-- begin Extracted entries --
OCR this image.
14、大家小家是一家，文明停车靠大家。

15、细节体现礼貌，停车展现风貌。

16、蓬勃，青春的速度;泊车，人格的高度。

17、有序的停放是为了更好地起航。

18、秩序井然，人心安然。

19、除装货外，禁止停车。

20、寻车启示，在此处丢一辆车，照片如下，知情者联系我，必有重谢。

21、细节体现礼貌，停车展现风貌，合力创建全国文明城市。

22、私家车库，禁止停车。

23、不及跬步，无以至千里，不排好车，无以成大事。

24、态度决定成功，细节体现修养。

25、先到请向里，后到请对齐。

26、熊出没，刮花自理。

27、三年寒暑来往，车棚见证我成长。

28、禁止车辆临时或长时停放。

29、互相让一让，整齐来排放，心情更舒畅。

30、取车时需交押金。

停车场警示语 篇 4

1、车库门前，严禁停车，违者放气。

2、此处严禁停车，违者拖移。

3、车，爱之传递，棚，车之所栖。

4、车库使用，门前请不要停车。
-- end Extracted entries --
_Task to complete_. Above are some records; repeat all of them exactly.

_Worked solution_.
OCR this image.
14、大家小家是一家，文明停车靠大家。

15、细节体现礼貌，停车展现风貌。

16、蓬勃，青春的速度;泊车，人格的高度。

17、有序的停放是为了更好地起航。

18、秩序井然，人心安然。

19、除装货外，禁止停车。

20、寻车启示，在此处丢一辆车，照片如下，知情者联系我，必有重谢。

21、细节体现礼貌，停车展现风貌，合力创建全国文明城市。

22、私家车库，禁止停车。

23、不及跬步，无以至千里，不排好车，无以成大事。

24、态度决定成功，细节体现修养。

25、先到请向里，后到请对齐。

26、熊出没，刮花自理。

27、三年寒暑来往，车棚见证我成长。

28、禁止车辆临时或长时停放。

29、互相让一让，整齐来排放，心情更舒畅。

30、取车时需交押金。

停车场警示语 篇 4

1、车库门前，严禁停车，违者放气。

2、此处严禁停车，违者拖移。

3、车，爱之传递，棚，车之所栖。

4、车库使用，门前请不要停车。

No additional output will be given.